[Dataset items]
——
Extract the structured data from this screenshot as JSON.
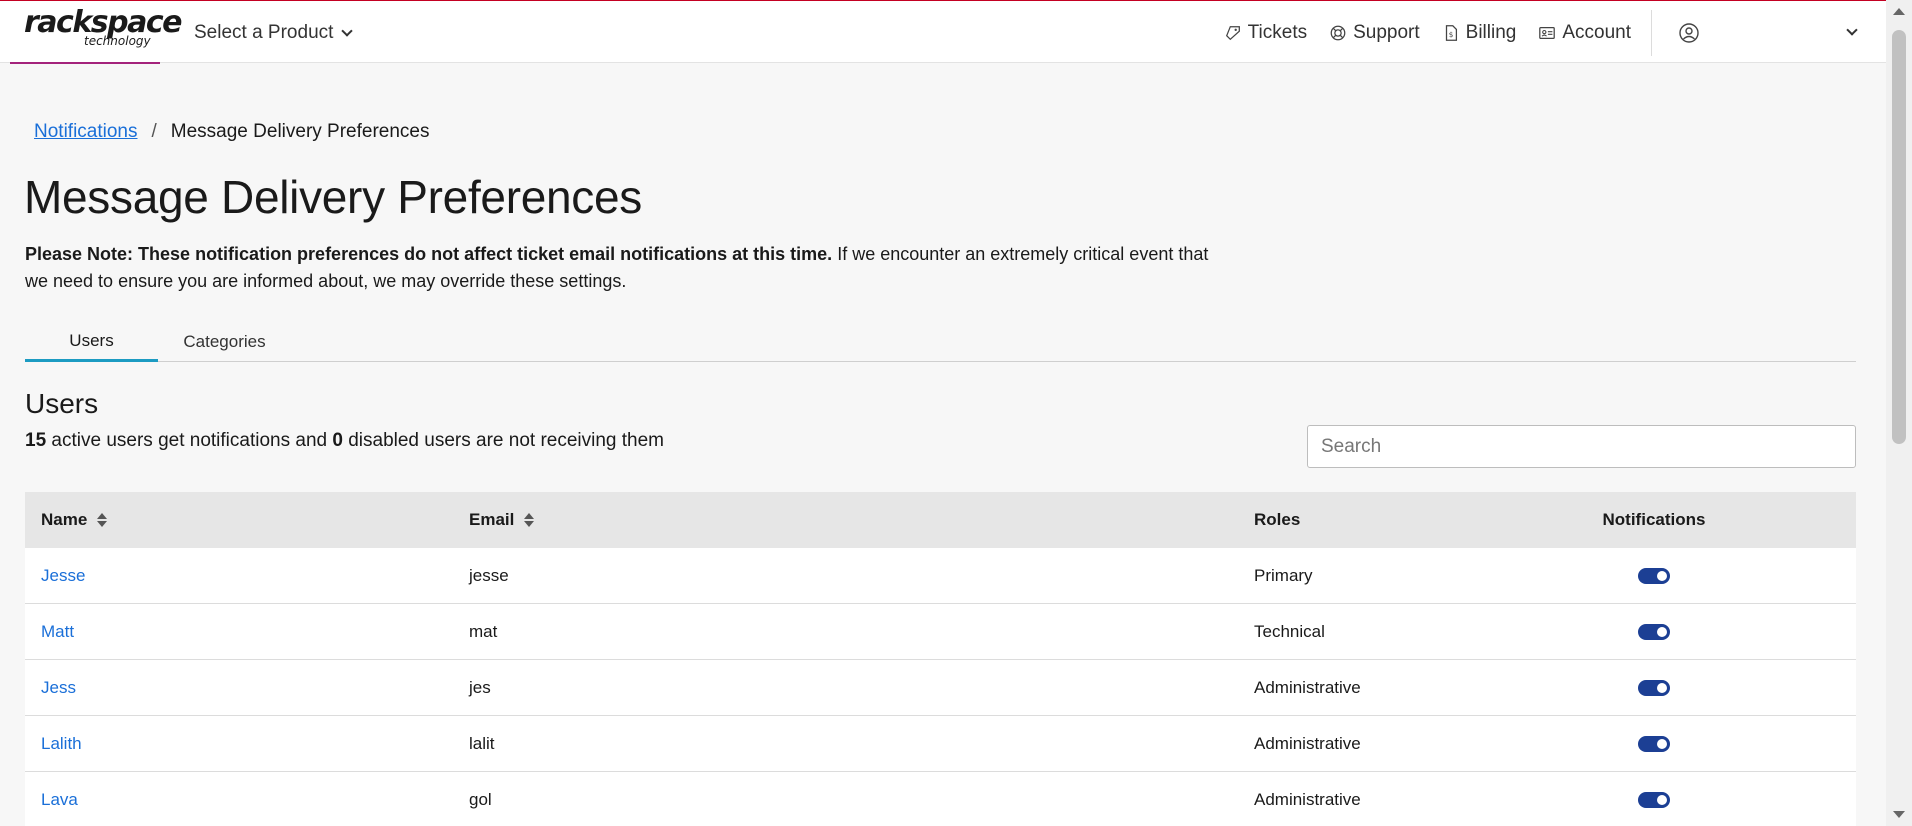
{
  "header": {
    "logo_main": "rackspace",
    "logo_sub": "technology",
    "product_select": "Select a Product",
    "nav": [
      {
        "label": "Tickets",
        "icon": "ticket-icon"
      },
      {
        "label": "Support",
        "icon": "support-icon"
      },
      {
        "label": "Billing",
        "icon": "billing-icon"
      },
      {
        "label": "Account",
        "icon": "account-icon"
      }
    ]
  },
  "breadcrumb": {
    "parent": "Notifications",
    "separator": "/",
    "current": "Message Delivery Preferences"
  },
  "page": {
    "title": "Message Delivery Preferences",
    "note_bold": "Please Note: These notification preferences do not affect ticket email notifications at this time.",
    "note_rest": " If we encounter an extremely critical event that we need to ensure you are informed about, we may override these settings."
  },
  "tabs": [
    {
      "label": "Users",
      "active": true
    },
    {
      "label": "Categories",
      "active": false
    }
  ],
  "users_section": {
    "title": "Users",
    "active_count": "15",
    "active_text": " active users get notifications and ",
    "disabled_count": "0",
    "disabled_text": " disabled users are not receiving them",
    "search_placeholder": "Search"
  },
  "table": {
    "columns": [
      "Name",
      "Email",
      "Roles",
      "Notifications"
    ],
    "rows": [
      {
        "name": "Jesse",
        "email": "jesse",
        "role": "Primary",
        "notifications": true
      },
      {
        "name": "Matt",
        "email": "mat",
        "role": "Technical",
        "notifications": true
      },
      {
        "name": "Jess",
        "email": "jes",
        "role": "Administrative",
        "notifications": true
      },
      {
        "name": "Lalith",
        "email": "lalit",
        "role": "Administrative",
        "notifications": true
      },
      {
        "name": "Lava",
        "email": "gol",
        "role": "Administrative",
        "notifications": true
      }
    ]
  },
  "colors": {
    "link": "#1a6fd8",
    "toggle_on": "#1c3f94",
    "tab_active": "#1c9bc2",
    "brand_accent": "#a4237c"
  }
}
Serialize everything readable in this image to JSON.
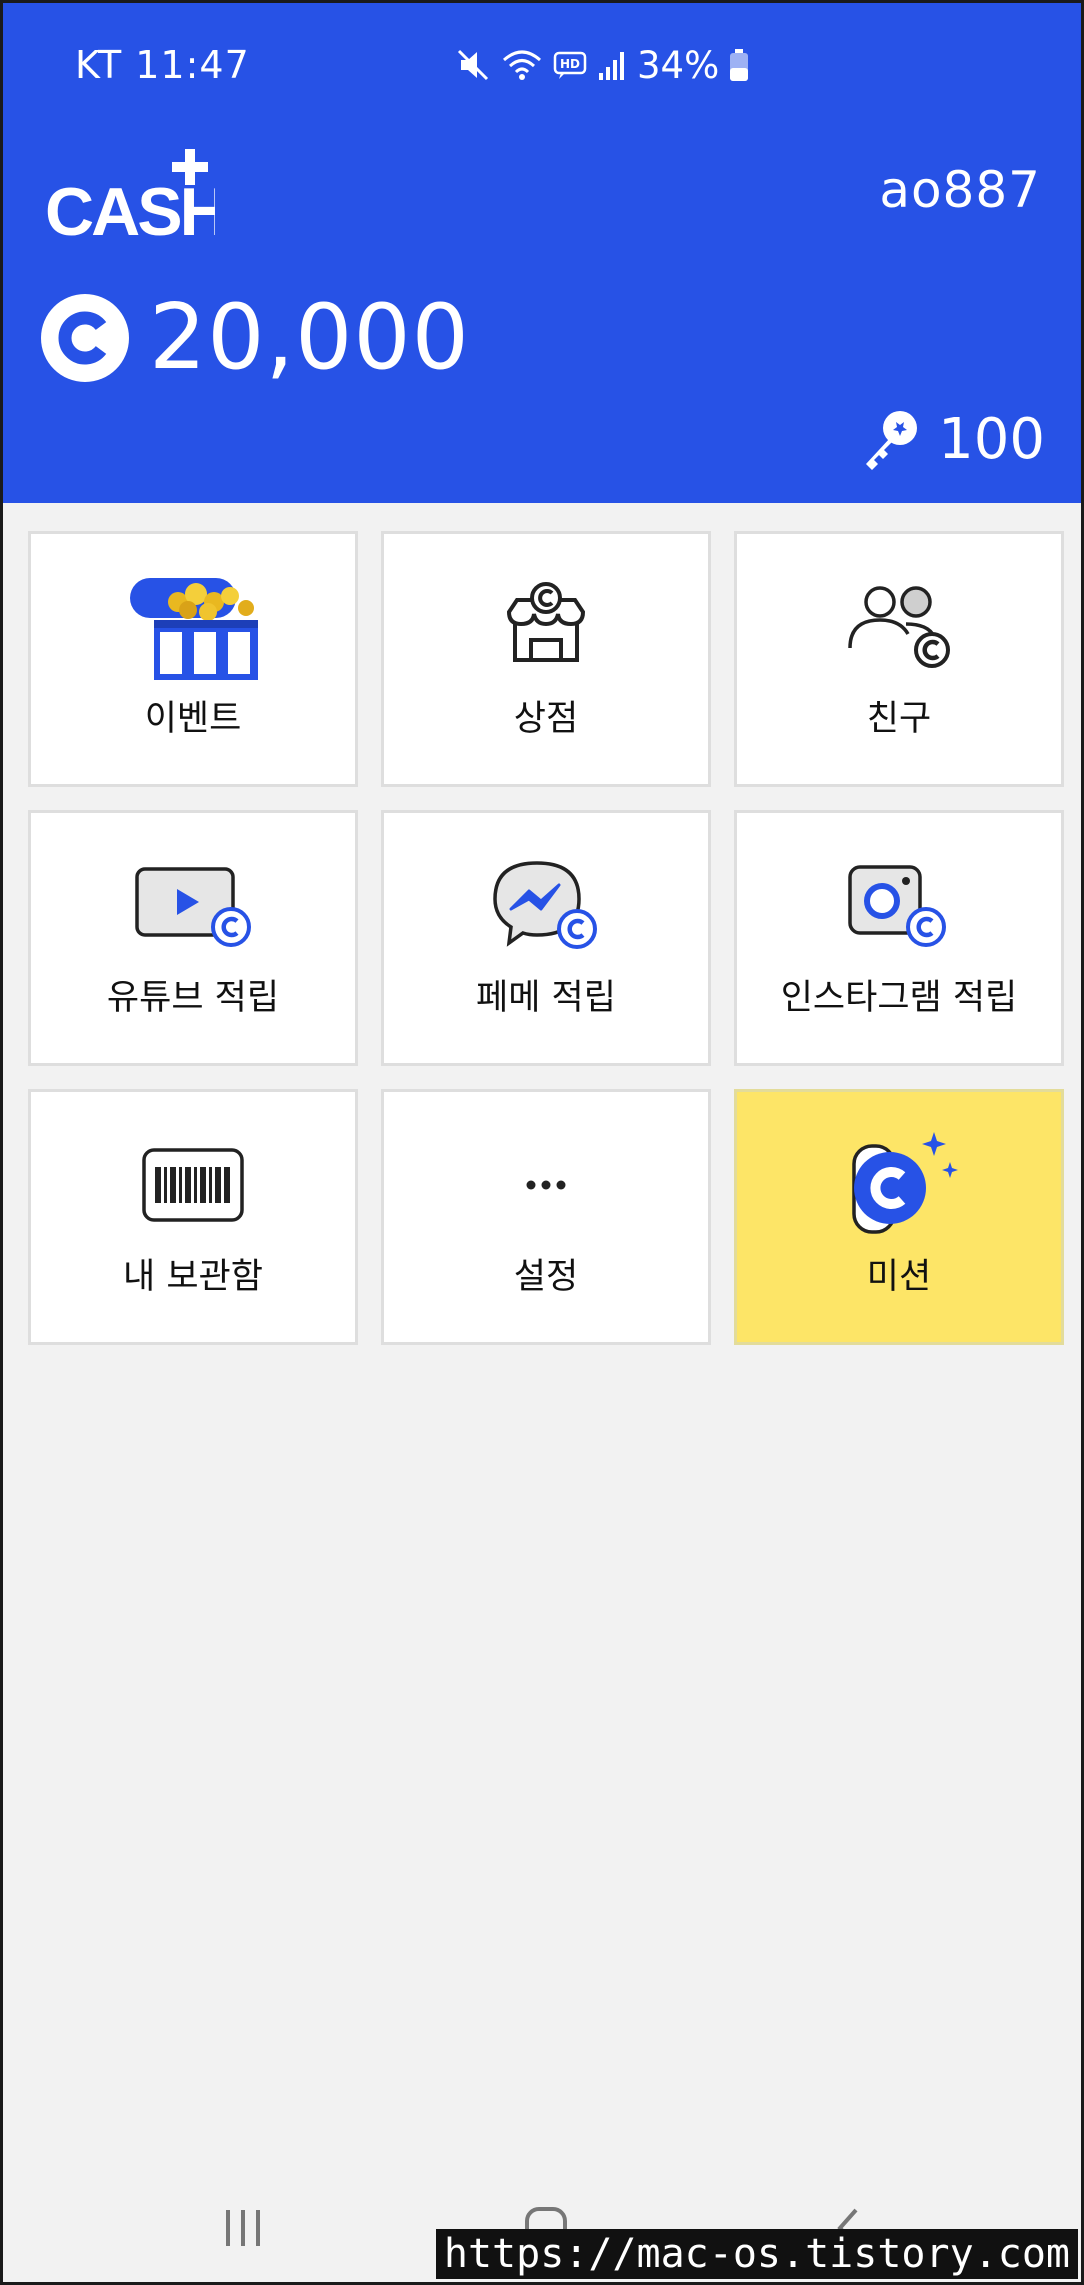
{
  "status_bar": {
    "carrier_time": "KT 11:47",
    "battery": "34%"
  },
  "header": {
    "logo_text": "CASH",
    "username": "ao887",
    "coin_amount": "20,000",
    "key_count": "100"
  },
  "menu": [
    {
      "label": "이벤트",
      "icon": "treasure-chest-icon"
    },
    {
      "label": "상점",
      "icon": "shop-icon"
    },
    {
      "label": "친구",
      "icon": "friends-icon"
    },
    {
      "label": "유튜브 적립",
      "icon": "youtube-play-icon"
    },
    {
      "label": "페메 적립",
      "icon": "messenger-icon"
    },
    {
      "label": "인스타그램 적립",
      "icon": "instagram-icon"
    },
    {
      "label": "내 보관함",
      "icon": "barcode-icon"
    },
    {
      "label": "설정",
      "icon": "more-dots-icon"
    },
    {
      "label": "미션",
      "icon": "mission-coin-icon"
    }
  ],
  "watermark": "https://mac-os.tistory.com",
  "colors": {
    "brand_blue": "#2752e6",
    "mission_yellow": "#fde567",
    "background": "#f2f2f2"
  }
}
——
#### What the task requires:
What comes back should match the records exactly, minus any pictures.

#### Exercise response:
Extract the structured data from this screenshot as JSON.
{
  "header": {
    "logo_main": "rackspace",
    "logo_sub": "technology",
    "product_select": "Select a Product",
    "nav": [
      {
        "label": "Tickets",
        "icon": "ticket-icon"
      },
      {
        "label": "Support",
        "icon": "support-icon"
      },
      {
        "label": "Billing",
        "icon": "billing-icon"
      },
      {
        "label": "Account",
        "icon": "account-icon"
      }
    ]
  },
  "breadcrumb": {
    "parent": "Notifications",
    "separator": "/",
    "current": "Message Delivery Preferences"
  },
  "page": {
    "title": "Message Delivery Preferences",
    "note_bold": "Please Note: These notification preferences do not affect ticket email notifications at this time.",
    "note_rest": " If we encounter an extremely critical event that we need to ensure you are informed about, we may override these settings."
  },
  "tabs": [
    {
      "label": "Users",
      "active": true
    },
    {
      "label": "Categories",
      "active": false
    }
  ],
  "users_section": {
    "title": "Users",
    "active_count": "15",
    "active_text": " active users get notifications and ",
    "disabled_count": "0",
    "disabled_text": " disabled users are not receiving them",
    "search_placeholder": "Search"
  },
  "table": {
    "columns": [
      "Name",
      "Email",
      "Roles",
      "Notifications"
    ],
    "rows": [
      {
        "name": "Jesse",
        "email": "jesse",
        "role": "Primary",
        "notifications": true
      },
      {
        "name": "Matt",
        "email": "mat",
        "role": "Technical",
        "notifications": true
      },
      {
        "name": "Jess",
        "email": "jes",
        "role": "Administrative",
        "notifications": true
      },
      {
        "name": "Lalith",
        "email": "lalit",
        "role": "Administrative",
        "notifications": true
      },
      {
        "name": "Lava",
        "email": "gol",
        "role": "Administrative",
        "notifications": true
      }
    ]
  },
  "colors": {
    "link": "#1a6fd8",
    "toggle_on": "#1c3f94",
    "tab_active": "#1c9bc2",
    "brand_accent": "#a4237c"
  }
}
Serialize everything readable in this image to JSON.
{
  "status_bar": {
    "carrier_time": "KT 11:47",
    "battery": "34%"
  },
  "header": {
    "logo_text": "CASH",
    "username": "ao887",
    "coin_amount": "20,000",
    "key_count": "100"
  },
  "menu": [
    {
      "label": "이벤트",
      "icon": "treasure-chest-icon"
    },
    {
      "label": "상점",
      "icon": "shop-icon"
    },
    {
      "label": "친구",
      "icon": "friends-icon"
    },
    {
      "label": "유튜브 적립",
      "icon": "youtube-play-icon"
    },
    {
      "label": "페메 적립",
      "icon": "messenger-icon"
    },
    {
      "label": "인스타그램 적립",
      "icon": "instagram-icon"
    },
    {
      "label": "내 보관함",
      "icon": "barcode-icon"
    },
    {
      "label": "설정",
      "icon": "more-dots-icon"
    },
    {
      "label": "미션",
      "icon": "mission-coin-icon"
    }
  ],
  "watermark": "https://mac-os.tistory.com",
  "colors": {
    "brand_blue": "#2752e6",
    "mission_yellow": "#fde567",
    "background": "#f2f2f2"
  }
}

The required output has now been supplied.